- _WHAT YOU SHOULD DO_: Without including any images, reproduce each entry exactly.

- _DATA EXTRACT_:
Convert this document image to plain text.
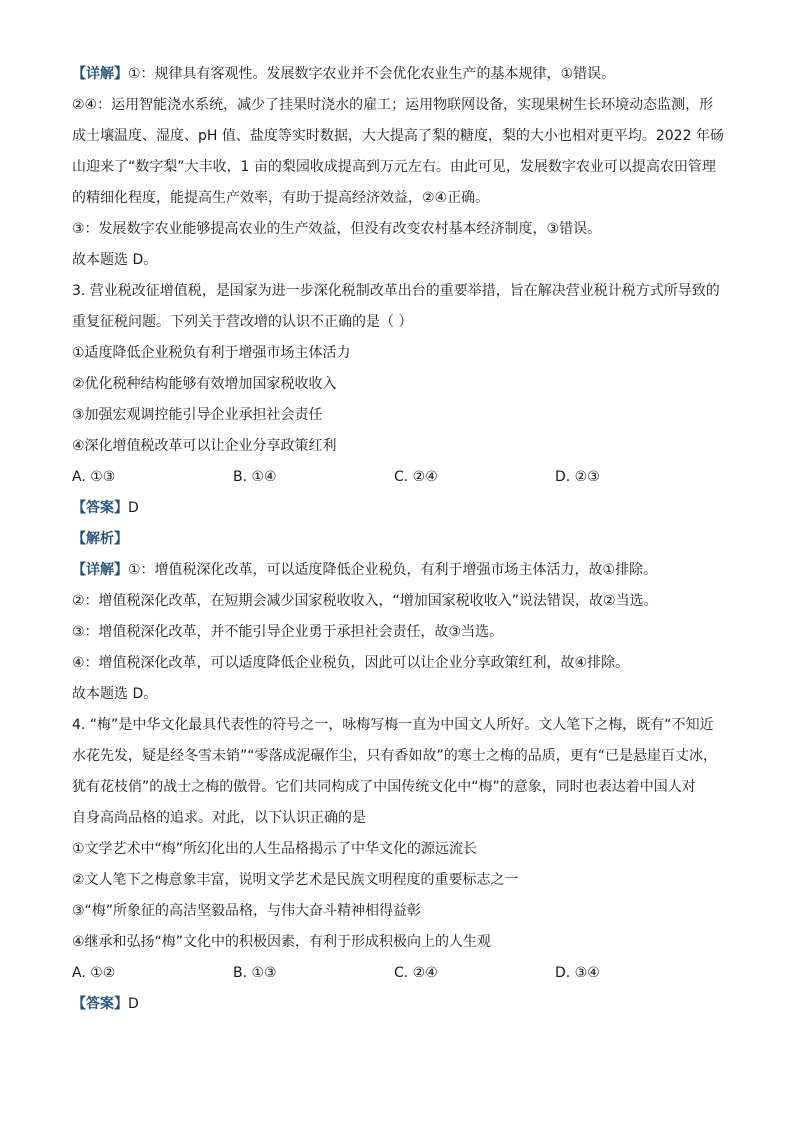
【详解】①：规律具有客观性。发展数字农业并不会优化农业生产的基本规律，①错误。
②④：运用智能浇水系统，减少了挂果时浇水的雇工；运用物联网设备，实现果树生长环境动态监测，形
成土壤温度、湿度、pH 值、盐度等实时数据，大大提高了梨的糖度，梨的大小也相对更平均。2022 年砀
山迎来了“数字梨”大丰收，1 亩的梨园收成提高到万元左右。由此可见，发展数字农业可以提高农田管理
的精细化程度，能提高生产效率，有助于提高经济效益，②④正确。
③：发展数字农业能够提高农业的生产效益，但没有改变农村基本经济制度，③错误。
故本题选 D。
3. 营业税改征增值税，是国家为进一步深化税制改革出台的重要举措，旨在解决营业税计税方式所导致的
重复征税问题。下列关于营改增的认识不正确的是（ ）
①适度降低企业税负有利于增强市场主体活力
②优化税种结构能够有效增加国家税收收入
③加强宏观调控能引导企业承担社会责任
④深化增值税改革可以让企业分享政策红利
A. ①③	B. ①④	C. ②④	D. ②③
【答案】D
【解析】
【详解】①：增值税深化改革，可以适度降低企业税负，有利于增强市场主体活力，故①排除。
②：增值税深化改革，在短期会减少国家税收收入，“增加国家税收收入”说法错误，故②当选。
③：增值税深化改革，并不能引导企业勇于承担社会责任，故③当选。
④：增值税深化改革，可以适度降低企业税负，因此可以让企业分享政策红利，故④排除。
故本题选 D。
4. “梅”是中华文化最具代表性的符号之一，咏梅写梅一直为中国文人所好。文人笔下之梅，既有“不知近
水花先发，疑是经冬雪未销”“零落成泥碾作尘，只有香如故”的寒士之梅的品质，更有“已是悬崖百丈冰，
犹有花枝俏”的战士之梅的傲骨。它们共同构成了中国传统文化中“梅”的意象，同时也表达着中国人对
自身高尚品格的追求。对此，以下认识正确的是
①文学艺术中“梅”所幻化出的人生品格揭示了中华文化的源远流长
②文人笔下之梅意象丰富，说明文学艺术是民族文明程度的重要标志之一
③“梅”所象征的高洁坚毅品格，与伟大奋斗精神相得益彰
④继承和弘扬“梅”文化中的积极因素，有利于形成积极向上的人生观
A. ①②	B. ①③	C. ②④	D. ③④
【答案】D
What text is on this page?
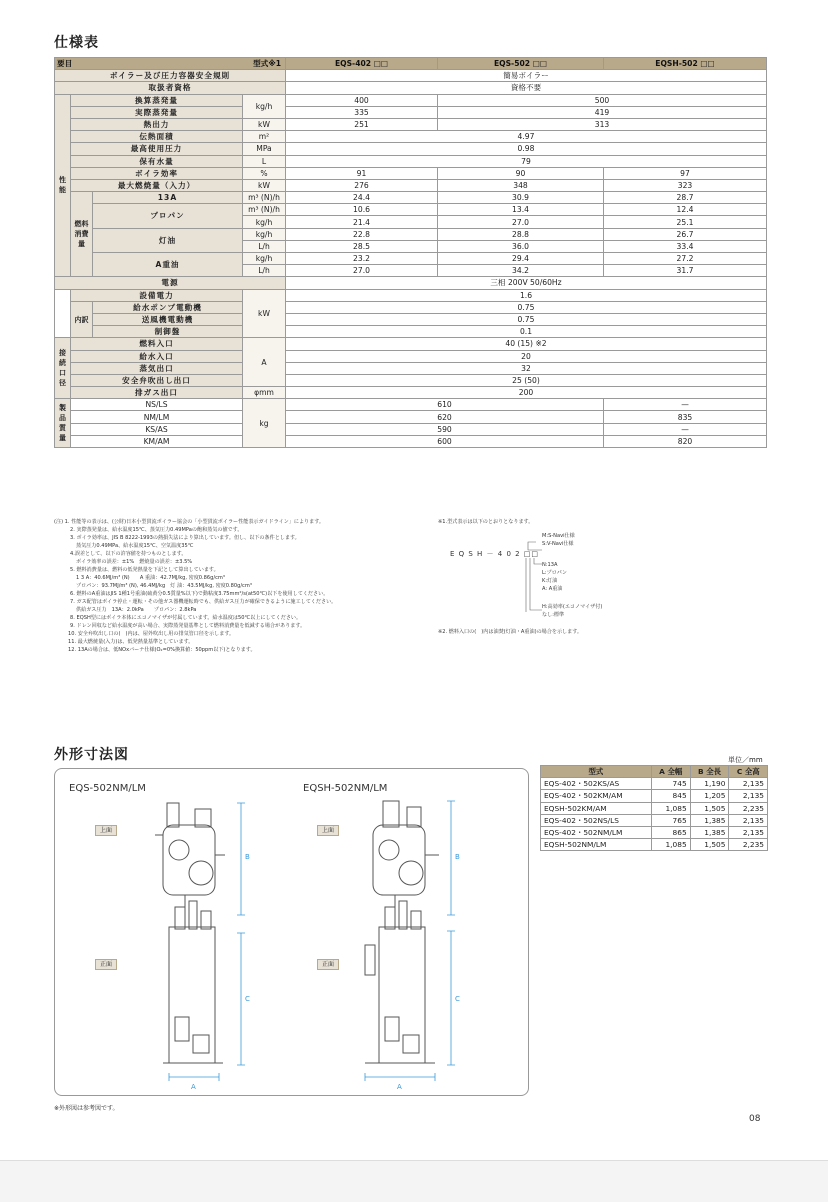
仕様表
要目 型式※1				EQS-402 □□	EQS-502 □□	EQSH-502 □□
ボイラー及び圧力容器安全規則				簡易ボイラー		
取扱者資格				資格不要		
性能	換算蒸発量		kg/h	400	500	
	実際蒸発量			335	419	
	熱出力		kW	251	313	
	伝熱面積		m²	4.97		
	最高使用圧力		MPa	0.98		
	保有水量		L	79		
	ボイラ効率		%	91	90	97
	最大燃焼量（入力）		kW	276	348	323
	燃料消費量	13A	m³ (N)/h	24.4	30.9	28.7
		プロパン	m³ (N)/h	10.6	13.4	12.4
			kg/h	21.4	27.0	25.1
		灯油	kg/h	22.8	28.8	26.7
			L/h	28.5	36.0	33.4
		A重油	kg/h	23.2	29.4	27.2
			L/h	27.0	34.2	31.7
電源				三相 200V 50/60Hz		
	設備電力		kW	1.6		
	内訳	給水ポンプ電動機		0.75		
		送風機電動機		0.75		
		制御盤		0.1		
接続口径	燃料入口		A	40 (15) ※2		
	給水入口			20		
	蒸気出口			32		
	安全弁吹出し出口			25 (50)		
	排ガス出口		φmm	200		
製品質量	NS/LS		kg	610		—
	NM/LM			620		835
	KS/AS			590		—
	KM/AM			600		820
(注) 1. 性能等の表示は、(公財)日本小型貫流ボイラー協会の「小型貫流ボイラー性能表示ガイドライン」によります。
2. 実際蒸発量は、給水温度15℃、蒸気圧力0.49MPaの飽和蒸気の値です。
3. ボイラ効率は、JIS B 8222-1993の熱損失法により算出しています。但し、以下の条件とします。
蒸気圧力0.49MPa、給水温度15℃、空気温度35℃
4.誤差として、以下の許容値を持つものとします。
ボイラ効率の誤差：±1%　燃焼量の誤差：±3.5%
5. 燃料消費量は、燃料の低発熱量を下記として算出しています。
1 3 A：40.6MJ/m³ (N)　　A 重油：42.7MJ/kg, 密度0.86g/cm³
プロパン：93.7MJ/m³ (N), 46.4MJ/kg　灯 油：43.5MJ/kg, 密度0.80g/cm³
6. 燃料のA重油はJIS 1種1号重油(硫黄分0.5質量%以下)で動粘度3.75mm²/s(at50℃)以下を使用してください。
7. ガス配管はボイラ停止・運転・その他ガス器機運転時でも、供給ガス圧力が確保できるように施工してください。
供給ガス圧力　13A：2.0kPa　　プロパン：2.8kPa
8. EQSH型にはボイラ本体にエコノマイザが付属しています。給水温度は50℃以上にしてください。
9. ドレン回収など給水温度が高い場合、実際蒸発量基準として燃料消費量を低減する場合があります。
10. 安全弁吹出し口の(　)内は、屋外吹出し用の排気管口径を示します。
11. 最大燃焼量(入力)は、低発熱量基準としています。
12. 13Aの場合は、低NOxバーナ仕様(O₂=0%換算値：50ppm以下)となります。
※1.型式表示は以下のとおりとなります。
M:S-Navi仕様
S:V-Navi仕様
E Q S H － 4 0 2 □□
N:13A
L:プロパン
K:灯油
A: A重油
H:高効率(エコノマイザ付)
なし:標準
※2. 燃料入口の(　)内は油焚(灯油・A重油)の場合を示します。
外形寸法図
EQS-502NM/LM	EQSH-502NM/LM
上面
正面
上面
正面
B
C
A
B
C
A
単位／mm
型式	A 全幅	B 全長	C 全高
EQS-402・502KS/AS	745	1,190	2,135
EQS-402・502KM/AM	845	1,205	2,135
EQSH-502KM/AM	1,085	1,505	2,235
EQS-402・502NS/LS	765	1,385	2,135
EQS-402・502NM/LM	865	1,385	2,135
EQSH-502NM/LM	1,085	1,505	2,235
※外形図は参考図です。
08
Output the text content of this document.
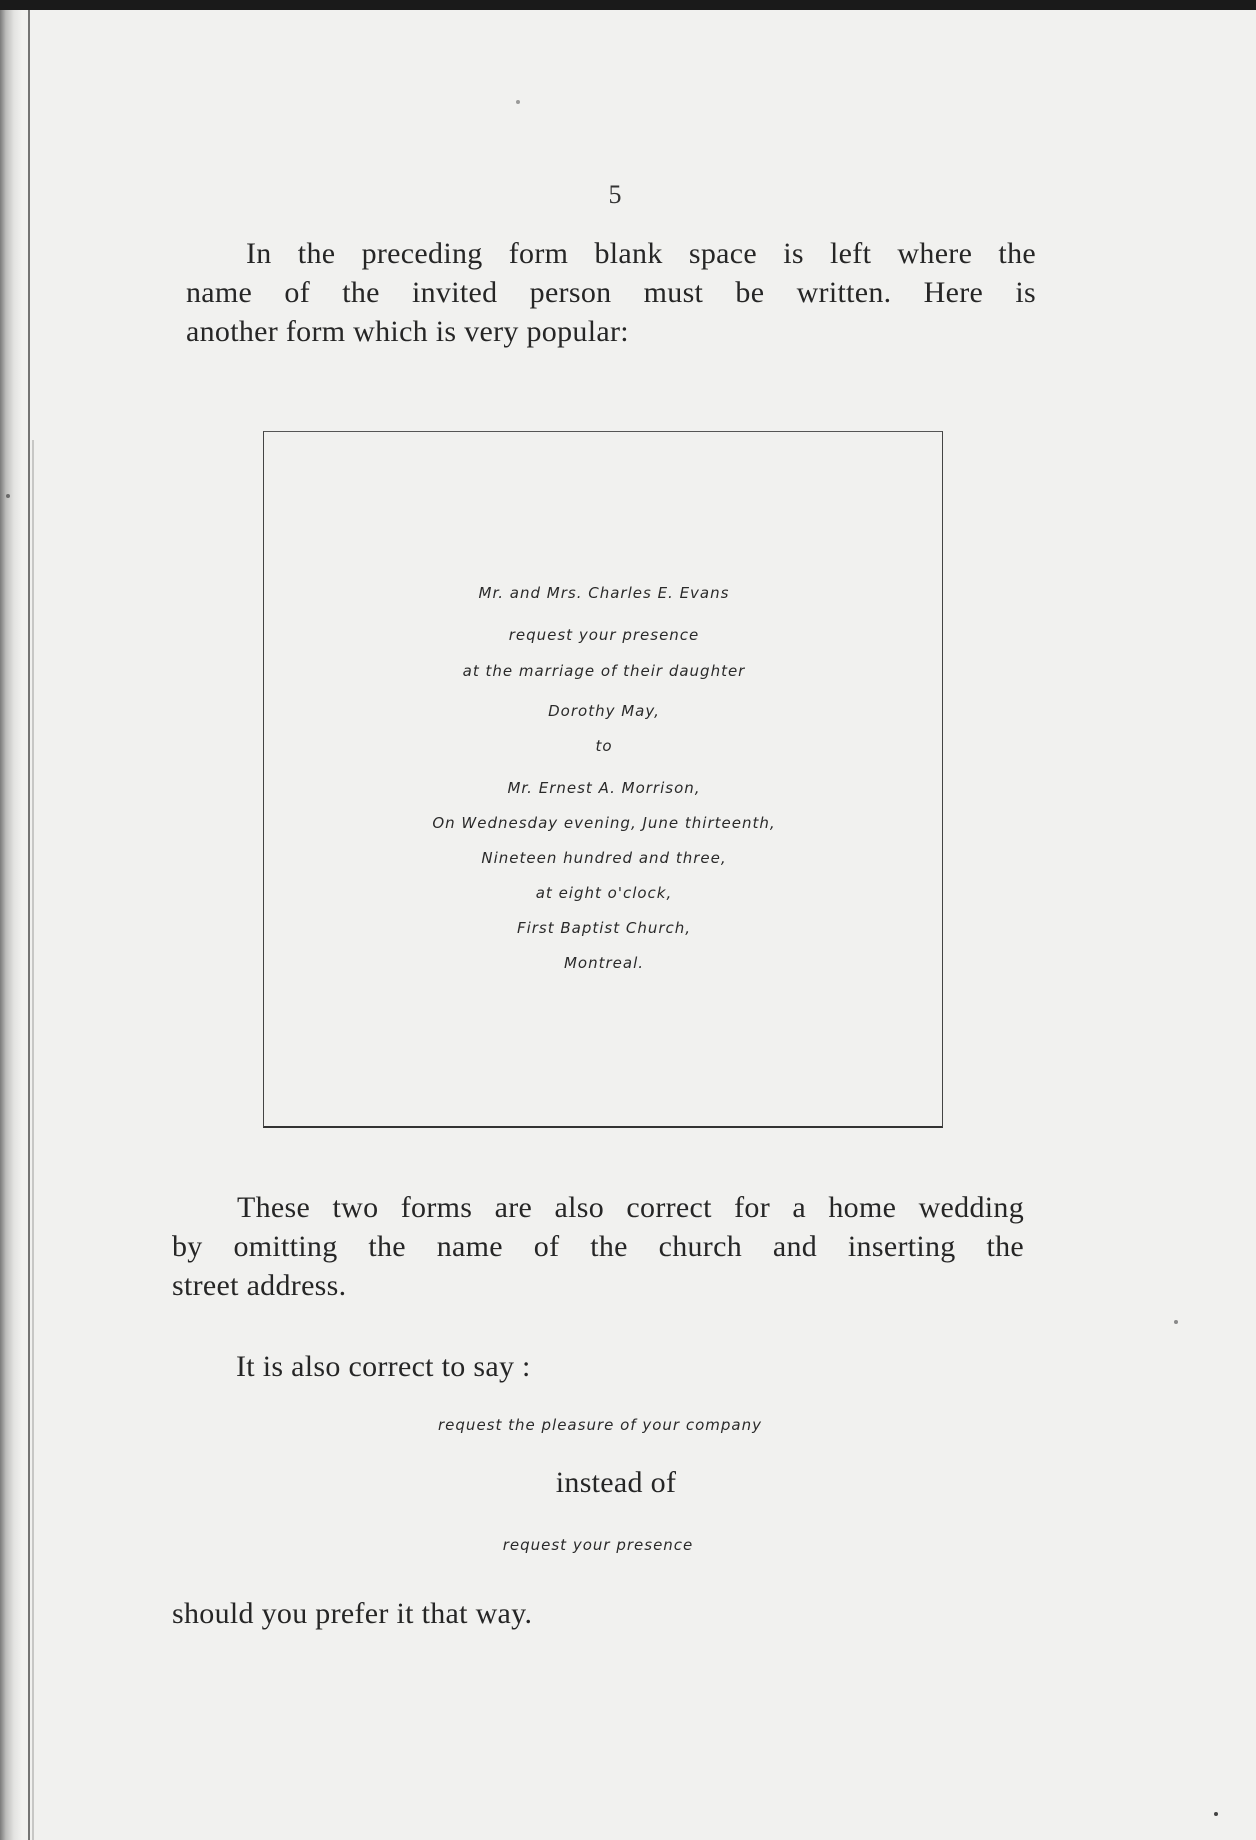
5

In the preceding form blank space is left where the
name of the invited person must be written. Here is
another form which is very popular:

Mr. and Mrs. Charles E. Evans
request your presence
at the marriage of their daughter
Dorothy May,
to
Mr. Ernest A. Morrison,
On Wednesday evening, June thirteenth,
Nineteen hundred and three,
at eight o'clock,
First Baptist Church,
Montreal.

These two forms are also correct for a home wedding
by omitting the name of the church and inserting the
street address.

It is also correct to say :
request the pleasure of your company
instead of
request your presence
should you prefer it that way.
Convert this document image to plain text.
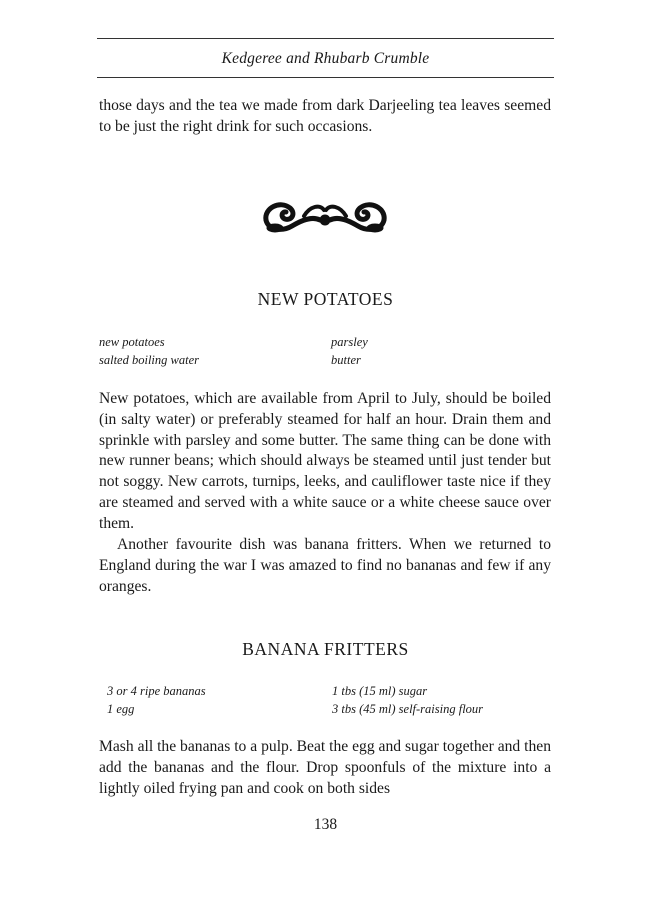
Kedgeree and Rhubarb Crumble

those days and the tea we made from dark Darjeeling tea leaves seemed to be just the right drink for such occasions.

NEW POTATOES
new potatoes
salted boiling water
parsley
butter

New potatoes, which are available from April to July, should be boiled (in salty water) or preferably steamed for half an hour. Drain them and sprinkle with parsley and some butter. The same thing can be done with new runner beans; which should always be steamed until just tender but not soggy. New carrots, turnips, leeks, and cauliflower taste nice if they are steamed and served with a white sauce or a white cheese sauce over them.

Another favourite dish was banana fritters. When we returned to England during the war I was amazed to find no bananas and few if any oranges.

BANANA FRITTERS
3 or 4 ripe bananas
1 egg
1 tbs (15 ml) sugar
3 tbs (45 ml) self-raising flour

Mash all the bananas to a pulp. Beat the egg and sugar together and then add the bananas and the flour. Drop spoonfuls of the mixture into a lightly oiled frying pan and cook on both sides

138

- _SOLUTION BELOW_:
Convert this document image to plain text.
【详解】①：规律具有客观性。发展数字农业并不会优化农业生产的基本规律，①错误。
②④：运用智能浇水系统，减少了挂果时浇水的雇工；运用物联网设备，实现果树生长环境动态监测，形
成土壤温度、湿度、pH 值、盐度等实时数据，大大提高了梨的糖度，梨的大小也相对更平均。2022 年砀
山迎来了“数字梨”大丰收，1 亩的梨园收成提高到万元左右。由此可见，发展数字农业可以提高农田管理
的精细化程度，能提高生产效率，有助于提高经济效益，②④正确。
③：发展数字农业能够提高农业的生产效益，但没有改变农村基本经济制度，③错误。
故本题选 D。
3. 营业税改征增值税，是国家为进一步深化税制改革出台的重要举措，旨在解决营业税计税方式所导致的
重复征税问题。下列关于营改增的认识不正确的是（ ）
①适度降低企业税负有利于增强市场主体活力
②优化税种结构能够有效增加国家税收收入
③加强宏观调控能引导企业承担社会责任
④深化增值税改革可以让企业分享政策红利
A. ①③	B. ①④	C. ②④	D. ②③
【答案】D
【解析】
【详解】①：增值税深化改革，可以适度降低企业税负，有利于增强市场主体活力，故①排除。
②：增值税深化改革，在短期会减少国家税收收入，“增加国家税收收入”说法错误，故②当选。
③：增值税深化改革，并不能引导企业勇于承担社会责任，故③当选。
④：增值税深化改革，可以适度降低企业税负，因此可以让企业分享政策红利，故④排除。
故本题选 D。
4. “梅”是中华文化最具代表性的符号之一，咏梅写梅一直为中国文人所好。文人笔下之梅，既有“不知近
水花先发，疑是经冬雪未销”“零落成泥碾作尘，只有香如故”的寒士之梅的品质，更有“已是悬崖百丈冰，
犹有花枝俏”的战士之梅的傲骨。它们共同构成了中国传统文化中“梅”的意象，同时也表达着中国人对
自身高尚品格的追求。对此，以下认识正确的是
①文学艺术中“梅”所幻化出的人生品格揭示了中华文化的源远流长
②文人笔下之梅意象丰富，说明文学艺术是民族文明程度的重要标志之一
③“梅”所象征的高洁坚毅品格，与伟大奋斗精神相得益彰
④继承和弘扬“梅”文化中的积极因素，有利于形成积极向上的人生观
A. ①②	B. ①③	C. ②④	D. ③④
【答案】D
What text is on this page?
仕様表
要目 型式※1				EQS-402 □□	EQS-502 □□	EQSH-502 □□
ボイラー及び圧力容器安全規則				簡易ボイラー		
取扱者資格				資格不要		
性能	換算蒸発量		kg/h	400	500	
	実際蒸発量			335	419	
	熱出力		kW	251	313	
	伝熱面積		m²	4.97		
	最高使用圧力		MPa	0.98		
	保有水量		L	79		
	ボイラ効率		%	91	90	97
	最大燃焼量（入力）		kW	276	348	323
	燃料消費量	13A	m³ (N)/h	24.4	30.9	28.7
		プロパン	m³ (N)/h	10.6	13.4	12.4
			kg/h	21.4	27.0	25.1
		灯油	kg/h	22.8	28.8	26.7
			L/h	28.5	36.0	33.4
		A重油	kg/h	23.2	29.4	27.2
			L/h	27.0	34.2	31.7
電源				三相 200V 50/60Hz		
	設備電力		kW	1.6		
	内訳	給水ポンプ電動機		0.75		
		送風機電動機		0.75		
		制御盤		0.1		
接続口径	燃料入口		A	40 (15) ※2		
	給水入口			20		
	蒸気出口			32		
	安全弁吹出し出口			25 (50)		
	排ガス出口		φmm	200		
製品質量	NS/LS		kg	610		—
	NM/LM			620		835
	KS/AS			590		—
	KM/AM			600		820
(注) 1. 性能等の表示は、(公財)日本小型貫流ボイラー協会の「小型貫流ボイラー性能表示ガイドライン」によります。
2. 実際蒸発量は、給水温度15℃、蒸気圧力0.49MPaの飽和蒸気の値です。
3. ボイラ効率は、JIS B 8222-1993の熱損失法により算出しています。但し、以下の条件とします。
蒸気圧力0.49MPa、給水温度15℃、空気温度35℃
4.誤差として、以下の許容値を持つものとします。
ボイラ効率の誤差：±1%　燃焼量の誤差：±3.5%
5. 燃料消費量は、燃料の低発熱量を下記として算出しています。
1 3 A：40.6MJ/m³ (N)　　A 重油：42.7MJ/kg, 密度0.86g/cm³
プロパン：93.7MJ/m³ (N), 46.4MJ/kg　灯 油：43.5MJ/kg, 密度0.80g/cm³
6. 燃料のA重油はJIS 1種1号重油(硫黄分0.5質量%以下)で動粘度3.75mm²/s(at50℃)以下を使用してください。
7. ガス配管はボイラ停止・運転・その他ガス器機運転時でも、供給ガス圧力が確保できるように施工してください。
供給ガス圧力　13A：2.0kPa　　プロパン：2.8kPa
8. EQSH型にはボイラ本体にエコノマイザが付属しています。給水温度は50℃以上にしてください。
9. ドレン回収など給水温度が高い場合、実際蒸発量基準として燃料消費量を低減する場合があります。
10. 安全弁吹出し口の(　)内は、屋外吹出し用の排気管口径を示します。
11. 最大燃焼量(入力)は、低発熱量基準としています。
12. 13Aの場合は、低NOxバーナ仕様(O₂=0%換算値：50ppm以下)となります。
※1.型式表示は以下のとおりとなります。
M:S-Navi仕様
S:V-Navi仕様
E Q S H － 4 0 2 □□
N:13A
L:プロパン
K:灯油
A: A重油
H:高効率(エコノマイザ付)
なし:標準
※2. 燃料入口の(　)内は油焚(灯油・A重油)の場合を示します。
外形寸法図
EQS-502NM/LM	EQSH-502NM/LM
上面
正面
上面
正面
B
C
A
B
C
A
単位／mm
型式	A 全幅	B 全長	C 全高
EQS-402・502KS/AS	745	1,190	2,135
EQS-402・502KM/AM	845	1,205	2,135
EQSH-502KM/AM	1,085	1,505	2,235
EQS-402・502NS/LS	765	1,385	2,135
EQS-402・502NM/LM	865	1,385	2,135
EQSH-502NM/LM	1,085	1,505	2,235
※外形図は参考図です。
08
Output the text content of this document.
5

In the preceding form blank space is left where the
name of the invited person must be written. Here is
another form which is very popular:

Mr. and Mrs. Charles E. Evans
request your presence
at the marriage of their daughter
Dorothy May,
to
Mr. Ernest A. Morrison,
On Wednesday evening, June thirteenth,
Nineteen hundred and three,
at eight o'clock,
First Baptist Church,
Montreal.

These two forms are also correct for a home wedding
by omitting the name of the church and inserting the
street address.

It is also correct to say :
request the pleasure of your company
instead of
request your presence
should you prefer it that way.
Convert this document image to plain text.
Kedgeree and Rhubarb Crumble

those days and the tea we made from dark Darjeeling tea leaves seemed to be just the right drink for such occasions.

NEW POTATOES
new potatoes
salted boiling water
parsley
butter

New potatoes, which are available from April to July, should be boiled (in salty water) or preferably steamed for half an hour. Drain them and sprinkle with parsley and some butter. The same thing can be done with new runner beans; which should always be steamed until just tender but not soggy. New carrots, turnips, leeks, and cauliflower taste nice if they are steamed and served with a white sauce or a white cheese sauce over them.

Another favourite dish was banana fritters. When we returned to England during the war I was amazed to find no bananas and few if any oranges.

BANANA FRITTERS
3 or 4 ripe bananas
1 egg
1 tbs (15 ml) sugar
3 tbs (45 ml) self-raising flour

Mash all the bananas to a pulp. Beat the egg and sugar together and then add the bananas and the flour. Drop spoonfuls of the mixture into a lightly oiled frying pan and cook on both sides

138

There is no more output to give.